- JOB -
In your copy, leave out the pictures; write out all the data exactly.

_ _ _ _

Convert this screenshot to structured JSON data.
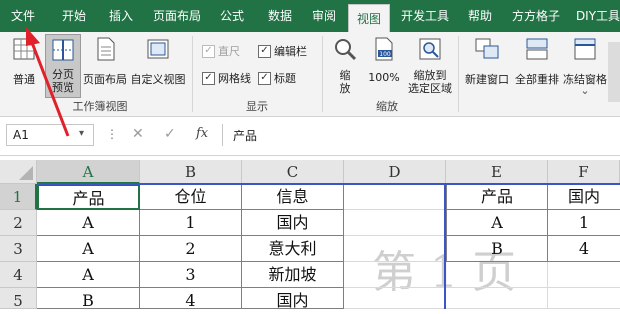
{
  "tabs": [
    "文件",
    "开始",
    "插入",
    "页面布局",
    "公式",
    "数据",
    "审阅",
    "视图",
    "开发工具",
    "帮助",
    "方方格子",
    "DIY工具箱"
  ],
  "active_tab": "视图",
  "ribbon": {
    "workbook_views": {
      "group_label": "工作簿视图",
      "normal": "普通",
      "page_break_line1": "分页",
      "page_break_line2": "预览",
      "page_layout": "页面布局",
      "custom_views": "自定义视图"
    },
    "show": {
      "group_label": "显示",
      "ruler": "直尺",
      "formula_bar": "编辑栏",
      "gridlines": "网格线",
      "headings": "标题",
      "check_mark": "✓"
    },
    "zoom": {
      "group_label": "缩放",
      "zoom_line1": "缩",
      "zoom_line2": "放",
      "zoom_100": "100%",
      "zoom_100_icon_text": "100",
      "zoom_sel_line1": "缩放到",
      "zoom_sel_line2": "选定区域"
    },
    "window": {
      "new_window": "新建窗口",
      "arrange_all": "全部重排",
      "freeze_panes": "冻结窗格",
      "dropdown_glyph": "⌄"
    }
  },
  "formula_bar": {
    "name_box": "A1",
    "cancel_glyph": "✕",
    "enter_glyph": "✓",
    "fx": "fx",
    "content": "产品",
    "dropdown_glyph": "▾",
    "dots": "⋮"
  },
  "sheet": {
    "columns": [
      "A",
      "B",
      "C",
      "D",
      "E",
      "F"
    ],
    "rows": [
      "1",
      "2",
      "3",
      "4",
      "5"
    ],
    "cells": [
      [
        "产品",
        "仓位",
        "信息",
        "",
        "产品",
        "国内"
      ],
      [
        "A",
        "1",
        "国内",
        "",
        "A",
        "1"
      ],
      [
        "A",
        "2",
        "意大利",
        "",
        "B",
        "4"
      ],
      [
        "A",
        "3",
        "新加坡",
        "",
        "",
        ""
      ],
      [
        "B",
        "4",
        "国内",
        "",
        "",
        ""
      ]
    ],
    "page_watermark": "第 1 页"
  },
  "colors": {
    "accent": "#217346",
    "annotation_arrow": "#e0202a"
  }
}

_ _ _ _

- WRITTEN RESPONSE -
Convert this screenshot to structured JSON data.
{
  "tabs": [
    "文件",
    "开始",
    "插入",
    "页面布局",
    "公式",
    "数据",
    "审阅",
    "视图",
    "开发工具",
    "帮助",
    "方方格子",
    "DIY工具箱"
  ],
  "active_tab": "视图",
  "ribbon": {
    "workbook_views": {
      "group_label": "工作簿视图",
      "normal": "普通",
      "page_break_line1": "分页",
      "page_break_line2": "预览",
      "page_layout": "页面布局",
      "custom_views": "自定义视图"
    },
    "show": {
      "group_label": "显示",
      "ruler": "直尺",
      "formula_bar": "编辑栏",
      "gridlines": "网格线",
      "headings": "标题",
      "check_mark": "✓"
    },
    "zoom": {
      "group_label": "缩放",
      "zoom_line1": "缩",
      "zoom_line2": "放",
      "zoom_100": "100%",
      "zoom_100_icon_text": "100",
      "zoom_sel_line1": "缩放到",
      "zoom_sel_line2": "选定区域"
    },
    "window": {
      "new_window": "新建窗口",
      "arrange_all": "全部重排",
      "freeze_panes": "冻结窗格",
      "dropdown_glyph": "⌄"
    }
  },
  "formula_bar": {
    "name_box": "A1",
    "cancel_glyph": "✕",
    "enter_glyph": "✓",
    "fx": "fx",
    "content": "产品",
    "dropdown_glyph": "▾",
    "dots": "⋮"
  },
  "sheet": {
    "columns": [
      "A",
      "B",
      "C",
      "D",
      "E",
      "F"
    ],
    "rows": [
      "1",
      "2",
      "3",
      "4",
      "5"
    ],
    "cells": [
      [
        "产品",
        "仓位",
        "信息",
        "",
        "产品",
        "国内"
      ],
      [
        "A",
        "1",
        "国内",
        "",
        "A",
        "1"
      ],
      [
        "A",
        "2",
        "意大利",
        "",
        "B",
        "4"
      ],
      [
        "A",
        "3",
        "新加坡",
        "",
        "",
        ""
      ],
      [
        "B",
        "4",
        "国内",
        "",
        "",
        ""
      ]
    ],
    "page_watermark": "第 1 页"
  },
  "colors": {
    "accent": "#217346",
    "annotation_arrow": "#e0202a"
  }
}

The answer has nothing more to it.